## Objective
Locate the string "nexercises" in the records below. Copy every line where it occurs.

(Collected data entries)
:::::
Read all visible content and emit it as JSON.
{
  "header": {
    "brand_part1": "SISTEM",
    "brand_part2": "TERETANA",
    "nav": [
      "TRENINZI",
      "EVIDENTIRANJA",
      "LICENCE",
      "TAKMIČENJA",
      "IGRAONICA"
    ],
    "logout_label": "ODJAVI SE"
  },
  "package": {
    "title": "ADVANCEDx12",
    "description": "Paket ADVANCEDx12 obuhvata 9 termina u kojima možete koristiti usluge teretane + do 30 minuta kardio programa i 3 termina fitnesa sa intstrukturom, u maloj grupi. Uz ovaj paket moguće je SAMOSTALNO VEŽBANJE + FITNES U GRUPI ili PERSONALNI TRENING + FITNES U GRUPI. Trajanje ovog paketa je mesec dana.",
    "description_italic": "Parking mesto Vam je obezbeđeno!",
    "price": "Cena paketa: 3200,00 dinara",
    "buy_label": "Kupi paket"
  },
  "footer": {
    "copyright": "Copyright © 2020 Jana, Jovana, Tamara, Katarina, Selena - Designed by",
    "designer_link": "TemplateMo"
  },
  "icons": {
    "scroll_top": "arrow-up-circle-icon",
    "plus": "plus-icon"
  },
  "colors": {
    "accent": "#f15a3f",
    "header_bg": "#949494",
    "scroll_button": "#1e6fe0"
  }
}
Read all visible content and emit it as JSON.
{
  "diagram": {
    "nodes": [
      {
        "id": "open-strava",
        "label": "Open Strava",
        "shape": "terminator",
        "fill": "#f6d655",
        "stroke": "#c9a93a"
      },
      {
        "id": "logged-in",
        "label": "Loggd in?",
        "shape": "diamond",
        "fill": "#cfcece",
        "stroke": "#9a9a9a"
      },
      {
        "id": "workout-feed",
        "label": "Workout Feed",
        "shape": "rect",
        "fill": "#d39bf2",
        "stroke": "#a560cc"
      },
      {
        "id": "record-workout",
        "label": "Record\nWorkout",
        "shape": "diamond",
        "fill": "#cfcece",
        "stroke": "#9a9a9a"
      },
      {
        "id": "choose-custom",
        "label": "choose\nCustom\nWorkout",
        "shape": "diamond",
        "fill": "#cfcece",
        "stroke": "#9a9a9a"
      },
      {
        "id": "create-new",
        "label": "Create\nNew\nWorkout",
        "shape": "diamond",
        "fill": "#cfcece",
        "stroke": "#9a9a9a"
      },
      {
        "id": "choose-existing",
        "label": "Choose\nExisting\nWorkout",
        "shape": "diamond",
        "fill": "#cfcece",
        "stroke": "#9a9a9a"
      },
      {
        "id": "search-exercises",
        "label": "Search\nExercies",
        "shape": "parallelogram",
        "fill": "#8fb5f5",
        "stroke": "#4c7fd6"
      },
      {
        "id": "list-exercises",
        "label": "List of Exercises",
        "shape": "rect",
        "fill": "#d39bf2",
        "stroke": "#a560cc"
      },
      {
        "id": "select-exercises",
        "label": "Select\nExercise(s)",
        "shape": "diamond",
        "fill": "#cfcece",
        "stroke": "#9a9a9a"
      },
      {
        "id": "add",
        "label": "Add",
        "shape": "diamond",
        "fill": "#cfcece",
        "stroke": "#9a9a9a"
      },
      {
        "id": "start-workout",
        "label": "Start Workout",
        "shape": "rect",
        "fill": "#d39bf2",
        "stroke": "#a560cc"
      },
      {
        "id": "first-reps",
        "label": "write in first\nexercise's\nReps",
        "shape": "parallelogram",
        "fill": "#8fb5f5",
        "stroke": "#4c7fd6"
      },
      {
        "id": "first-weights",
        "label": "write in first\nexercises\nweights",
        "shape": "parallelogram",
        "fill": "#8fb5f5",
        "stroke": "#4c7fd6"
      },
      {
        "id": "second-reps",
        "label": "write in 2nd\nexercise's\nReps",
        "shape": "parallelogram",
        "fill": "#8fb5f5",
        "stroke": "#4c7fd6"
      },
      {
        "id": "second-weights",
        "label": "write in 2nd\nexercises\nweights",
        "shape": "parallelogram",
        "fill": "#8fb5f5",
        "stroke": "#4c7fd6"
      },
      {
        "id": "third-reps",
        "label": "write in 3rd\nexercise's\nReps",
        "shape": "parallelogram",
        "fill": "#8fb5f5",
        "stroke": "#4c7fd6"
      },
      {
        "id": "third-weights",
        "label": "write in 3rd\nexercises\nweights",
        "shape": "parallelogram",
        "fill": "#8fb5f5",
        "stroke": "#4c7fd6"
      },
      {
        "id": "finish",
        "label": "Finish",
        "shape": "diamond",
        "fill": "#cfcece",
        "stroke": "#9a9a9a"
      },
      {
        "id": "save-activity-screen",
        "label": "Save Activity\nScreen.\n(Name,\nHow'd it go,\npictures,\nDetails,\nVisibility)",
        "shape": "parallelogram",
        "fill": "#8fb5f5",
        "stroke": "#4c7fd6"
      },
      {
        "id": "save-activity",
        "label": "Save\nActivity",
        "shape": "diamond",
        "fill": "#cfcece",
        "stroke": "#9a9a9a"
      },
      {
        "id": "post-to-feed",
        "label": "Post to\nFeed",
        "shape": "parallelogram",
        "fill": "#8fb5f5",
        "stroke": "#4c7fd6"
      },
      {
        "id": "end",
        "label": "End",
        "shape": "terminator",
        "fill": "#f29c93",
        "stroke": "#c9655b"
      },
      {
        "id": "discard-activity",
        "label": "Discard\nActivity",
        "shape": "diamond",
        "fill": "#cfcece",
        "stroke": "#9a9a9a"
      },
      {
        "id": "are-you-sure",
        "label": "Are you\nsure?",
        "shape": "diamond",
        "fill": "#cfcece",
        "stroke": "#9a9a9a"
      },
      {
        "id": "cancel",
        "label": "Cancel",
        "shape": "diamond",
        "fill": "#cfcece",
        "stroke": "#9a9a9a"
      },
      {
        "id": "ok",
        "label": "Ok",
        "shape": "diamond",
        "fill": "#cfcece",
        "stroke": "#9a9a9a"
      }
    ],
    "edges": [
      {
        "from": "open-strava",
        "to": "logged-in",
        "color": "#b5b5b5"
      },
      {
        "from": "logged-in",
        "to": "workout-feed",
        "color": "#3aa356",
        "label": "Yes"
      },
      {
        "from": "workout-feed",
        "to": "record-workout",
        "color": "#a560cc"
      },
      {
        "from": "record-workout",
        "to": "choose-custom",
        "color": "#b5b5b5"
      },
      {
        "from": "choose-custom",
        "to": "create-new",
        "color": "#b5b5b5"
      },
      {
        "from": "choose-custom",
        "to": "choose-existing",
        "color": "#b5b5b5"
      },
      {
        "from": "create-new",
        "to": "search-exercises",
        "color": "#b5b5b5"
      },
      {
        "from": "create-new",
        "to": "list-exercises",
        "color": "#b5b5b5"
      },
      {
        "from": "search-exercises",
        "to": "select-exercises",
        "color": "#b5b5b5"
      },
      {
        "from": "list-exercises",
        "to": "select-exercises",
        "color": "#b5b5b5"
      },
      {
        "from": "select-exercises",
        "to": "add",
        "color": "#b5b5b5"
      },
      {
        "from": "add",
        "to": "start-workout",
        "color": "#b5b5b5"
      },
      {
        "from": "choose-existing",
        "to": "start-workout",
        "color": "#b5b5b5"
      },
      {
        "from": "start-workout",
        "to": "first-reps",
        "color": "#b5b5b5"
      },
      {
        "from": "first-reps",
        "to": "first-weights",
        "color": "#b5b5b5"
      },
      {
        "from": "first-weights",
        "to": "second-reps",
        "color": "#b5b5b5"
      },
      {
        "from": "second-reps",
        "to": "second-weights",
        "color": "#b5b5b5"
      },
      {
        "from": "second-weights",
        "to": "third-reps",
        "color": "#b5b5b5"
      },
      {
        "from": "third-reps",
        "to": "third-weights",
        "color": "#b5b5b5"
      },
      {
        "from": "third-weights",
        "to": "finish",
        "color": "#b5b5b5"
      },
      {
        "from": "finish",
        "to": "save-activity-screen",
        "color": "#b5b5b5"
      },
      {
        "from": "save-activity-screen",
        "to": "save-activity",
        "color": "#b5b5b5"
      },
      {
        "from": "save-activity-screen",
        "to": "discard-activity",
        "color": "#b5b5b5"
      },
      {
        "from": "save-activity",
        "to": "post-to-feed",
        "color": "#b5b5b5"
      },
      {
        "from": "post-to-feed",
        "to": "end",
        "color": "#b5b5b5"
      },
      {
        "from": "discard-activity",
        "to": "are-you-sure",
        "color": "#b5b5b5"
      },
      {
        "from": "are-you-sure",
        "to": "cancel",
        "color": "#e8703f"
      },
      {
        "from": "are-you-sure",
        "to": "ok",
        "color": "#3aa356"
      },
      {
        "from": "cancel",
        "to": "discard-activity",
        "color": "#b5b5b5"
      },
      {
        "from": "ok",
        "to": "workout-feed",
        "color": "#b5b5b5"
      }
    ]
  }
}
:::::
## Full response
        "label": "write in first\nexercises\nweights",
        "label": "write in 2nd\nexercises\nweights",
        "label": "write in 3rd\nexercises\nweights",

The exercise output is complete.